━━━ Vorgelegter Text ━━━
Lebensversicherung

Was Sie zum Widerruf des Lebensversicherungsvertrags wissen müssen



Renate Oettinger war Diplom-Kauffrau Dr. rer. pol. und arbeitete als freiberufliche Autorin, Lektorin und Textchefin in München. Ihre Fachbereiche waren Wirtschaft, Recht und IT. Zu ihren Kunden zählten neben den IDG-Redaktionen CIO, Computerwoche, TecChannel und ChannelPartner auch Siemens, Daimler und HypoVereinsbank sowie die Verlage Campus, Springer und Wolters Kluwer. Am 29. Januar 2021 ist Renate Oettinger verstorben.

Der strategische Ablauf beim Widerruf entscheidet über seinen Erfolg

Kürzlich hat der VN zunächst dem Versicherer nach mehreren Jahren mitgeteilt, dass er niemals einen Versicherungsschein erhalten habe, und um Zusendung selbigen gebeten, damit für die Zukunft seine Versicherungsunterlagen vollständig sind, mit der Zusatzfrage, ob sich feststellen ließe, wann dieser versandt wurde, weil er dann ja offenbar auf dem Postweg verloren gegangen sein muss. Der VR teilte dann mit, dass dies schon mal vorkommen könne, entschuldigte sich und schickte den Versicherungsschein mit allen Unterlagen. Dann widerrief der Kunde sogleich.

Dies vermeidet, bei einer Klage wegen Widerruf später "aus Versehen" Unterlagen vorzulegen, bei denen es beweisbar ist, dass auch die Unterlagen, deren Zugang bestritten wird, vorgelegen haben müssen. Denn damit stünde der Verdacht strafbarer Täuschung des VR im Raume. Sorgfältige Anwälte prüfen deshalb die Unterlagen des Kunden genau, denn dieser kann oft gar nicht erkennen, was er genau erhalten hat - sie verwechseln auch mal gerne bunte Werbeflyer mit Versicherungsbedingungen.
━━━ Gezeigtes Material ━━━
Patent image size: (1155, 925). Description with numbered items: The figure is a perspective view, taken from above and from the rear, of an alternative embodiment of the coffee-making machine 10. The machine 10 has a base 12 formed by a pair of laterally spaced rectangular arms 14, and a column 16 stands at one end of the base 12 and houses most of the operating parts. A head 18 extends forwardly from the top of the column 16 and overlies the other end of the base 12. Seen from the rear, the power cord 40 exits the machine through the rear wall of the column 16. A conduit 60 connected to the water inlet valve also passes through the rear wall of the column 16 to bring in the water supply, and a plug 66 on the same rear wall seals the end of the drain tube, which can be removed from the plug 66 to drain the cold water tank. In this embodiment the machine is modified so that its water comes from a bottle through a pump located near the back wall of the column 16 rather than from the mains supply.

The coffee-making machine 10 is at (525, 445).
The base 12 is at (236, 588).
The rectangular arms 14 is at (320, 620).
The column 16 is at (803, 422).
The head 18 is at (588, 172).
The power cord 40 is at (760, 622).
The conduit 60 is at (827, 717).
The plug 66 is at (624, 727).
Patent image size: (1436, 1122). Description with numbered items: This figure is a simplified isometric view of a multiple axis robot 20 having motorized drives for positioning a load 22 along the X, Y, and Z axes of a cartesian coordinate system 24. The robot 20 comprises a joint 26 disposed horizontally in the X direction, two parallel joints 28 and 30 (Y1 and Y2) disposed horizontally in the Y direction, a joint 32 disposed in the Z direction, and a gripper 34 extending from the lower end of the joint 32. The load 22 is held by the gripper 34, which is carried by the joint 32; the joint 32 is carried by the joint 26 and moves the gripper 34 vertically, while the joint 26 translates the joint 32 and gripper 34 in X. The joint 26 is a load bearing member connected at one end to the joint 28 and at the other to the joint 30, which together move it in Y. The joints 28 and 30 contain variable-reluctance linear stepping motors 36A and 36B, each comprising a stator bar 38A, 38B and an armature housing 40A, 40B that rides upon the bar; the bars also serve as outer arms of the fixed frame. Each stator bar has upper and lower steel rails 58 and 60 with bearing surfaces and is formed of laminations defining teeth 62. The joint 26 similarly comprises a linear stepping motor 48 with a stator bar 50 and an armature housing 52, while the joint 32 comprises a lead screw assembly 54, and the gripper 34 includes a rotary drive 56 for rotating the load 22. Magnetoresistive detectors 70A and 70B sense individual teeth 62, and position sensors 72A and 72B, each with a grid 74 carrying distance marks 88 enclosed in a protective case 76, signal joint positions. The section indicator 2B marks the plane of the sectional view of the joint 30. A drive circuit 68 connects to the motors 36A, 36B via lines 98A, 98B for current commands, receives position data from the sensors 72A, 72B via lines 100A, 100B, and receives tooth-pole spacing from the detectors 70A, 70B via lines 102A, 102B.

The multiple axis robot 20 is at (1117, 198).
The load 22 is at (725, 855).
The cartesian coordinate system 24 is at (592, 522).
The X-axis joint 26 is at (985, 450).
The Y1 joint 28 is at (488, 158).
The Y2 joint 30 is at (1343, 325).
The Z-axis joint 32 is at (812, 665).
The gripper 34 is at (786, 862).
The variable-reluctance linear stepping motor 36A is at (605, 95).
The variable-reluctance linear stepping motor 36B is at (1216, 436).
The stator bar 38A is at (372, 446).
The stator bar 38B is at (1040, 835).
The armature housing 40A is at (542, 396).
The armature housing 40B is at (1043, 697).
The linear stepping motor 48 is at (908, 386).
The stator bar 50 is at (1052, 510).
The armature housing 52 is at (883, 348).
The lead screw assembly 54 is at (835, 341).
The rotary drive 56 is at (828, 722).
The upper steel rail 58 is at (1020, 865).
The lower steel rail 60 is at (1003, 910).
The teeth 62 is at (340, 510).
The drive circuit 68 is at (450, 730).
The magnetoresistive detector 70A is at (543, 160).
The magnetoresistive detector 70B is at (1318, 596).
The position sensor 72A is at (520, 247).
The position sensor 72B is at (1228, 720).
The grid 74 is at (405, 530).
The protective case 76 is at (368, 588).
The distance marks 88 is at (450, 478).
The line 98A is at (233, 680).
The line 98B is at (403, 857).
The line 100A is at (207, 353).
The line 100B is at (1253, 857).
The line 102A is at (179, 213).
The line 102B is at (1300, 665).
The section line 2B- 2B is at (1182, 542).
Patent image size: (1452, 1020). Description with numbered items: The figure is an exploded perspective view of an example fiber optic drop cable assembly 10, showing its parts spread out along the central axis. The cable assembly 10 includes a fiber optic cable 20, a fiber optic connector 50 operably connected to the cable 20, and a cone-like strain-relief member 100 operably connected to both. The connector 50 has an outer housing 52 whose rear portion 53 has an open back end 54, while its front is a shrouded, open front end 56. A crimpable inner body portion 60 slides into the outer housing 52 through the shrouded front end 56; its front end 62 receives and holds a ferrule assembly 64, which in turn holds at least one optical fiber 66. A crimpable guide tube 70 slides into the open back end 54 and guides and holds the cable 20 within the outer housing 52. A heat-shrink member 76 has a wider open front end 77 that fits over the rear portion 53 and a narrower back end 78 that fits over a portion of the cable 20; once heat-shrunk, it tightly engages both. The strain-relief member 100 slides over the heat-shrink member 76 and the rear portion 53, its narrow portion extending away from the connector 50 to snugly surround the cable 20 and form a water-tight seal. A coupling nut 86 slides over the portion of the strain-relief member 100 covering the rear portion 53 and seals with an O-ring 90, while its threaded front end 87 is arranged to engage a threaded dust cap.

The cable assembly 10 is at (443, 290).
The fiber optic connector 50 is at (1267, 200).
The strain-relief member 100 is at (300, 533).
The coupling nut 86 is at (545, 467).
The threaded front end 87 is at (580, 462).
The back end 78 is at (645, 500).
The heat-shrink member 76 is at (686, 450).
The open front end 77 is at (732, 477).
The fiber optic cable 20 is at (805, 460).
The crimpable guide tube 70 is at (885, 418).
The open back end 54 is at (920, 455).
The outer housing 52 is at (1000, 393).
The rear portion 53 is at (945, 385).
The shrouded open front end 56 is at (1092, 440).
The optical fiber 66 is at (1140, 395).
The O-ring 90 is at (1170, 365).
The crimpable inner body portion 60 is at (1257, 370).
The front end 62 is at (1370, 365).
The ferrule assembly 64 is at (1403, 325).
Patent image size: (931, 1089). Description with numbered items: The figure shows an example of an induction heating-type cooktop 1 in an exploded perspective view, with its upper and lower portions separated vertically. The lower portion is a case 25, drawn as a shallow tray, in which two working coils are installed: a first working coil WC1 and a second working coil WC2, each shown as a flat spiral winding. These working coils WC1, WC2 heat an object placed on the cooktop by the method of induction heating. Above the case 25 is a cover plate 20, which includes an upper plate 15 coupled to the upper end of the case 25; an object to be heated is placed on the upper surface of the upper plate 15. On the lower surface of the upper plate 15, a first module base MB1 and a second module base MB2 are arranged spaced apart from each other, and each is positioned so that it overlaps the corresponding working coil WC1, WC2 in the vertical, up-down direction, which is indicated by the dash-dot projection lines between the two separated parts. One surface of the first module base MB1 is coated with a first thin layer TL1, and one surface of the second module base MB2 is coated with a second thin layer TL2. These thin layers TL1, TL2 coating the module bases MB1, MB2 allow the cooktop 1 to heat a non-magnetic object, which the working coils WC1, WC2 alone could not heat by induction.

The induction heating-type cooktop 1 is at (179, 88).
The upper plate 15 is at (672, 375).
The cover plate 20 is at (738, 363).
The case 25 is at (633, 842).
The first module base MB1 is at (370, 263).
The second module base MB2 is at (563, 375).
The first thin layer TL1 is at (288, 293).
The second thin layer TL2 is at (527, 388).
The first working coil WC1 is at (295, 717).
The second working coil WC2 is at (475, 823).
━━━
• _Zu erledigen_
Geben Sie aus dem Text zum Widerruf der Lebensversicherung den Abschnitt von „Kürzlich hat der“ bis einschließlich „der Kunde sogleich.“ wortgetreu aus. Die Zeilen oben werden dafür nicht gebraucht.

• _Lösung_
Kürzlich hat der VN zunächst dem Versicherer nach mehreren Jahren mitgeteilt, dass er niemals einen Versicherungsschein erhalten habe, und um Zusendung selbigen gebeten, damit für die Zukunft seine Versicherungsunterlagen vollständig sind, mit der Zusatzfrage, ob sich feststellen ließe, wann dieser versandt wurde, weil er dann ja offenbar auf dem Postweg verloren gegangen sein muss. Der VR teilte dann mit, dass dies schon mal vorkommen könne, entschuldigte sich und schickte den Versicherungsschein mit allen Unterlagen. Dann widerrief der Kunde sogleich.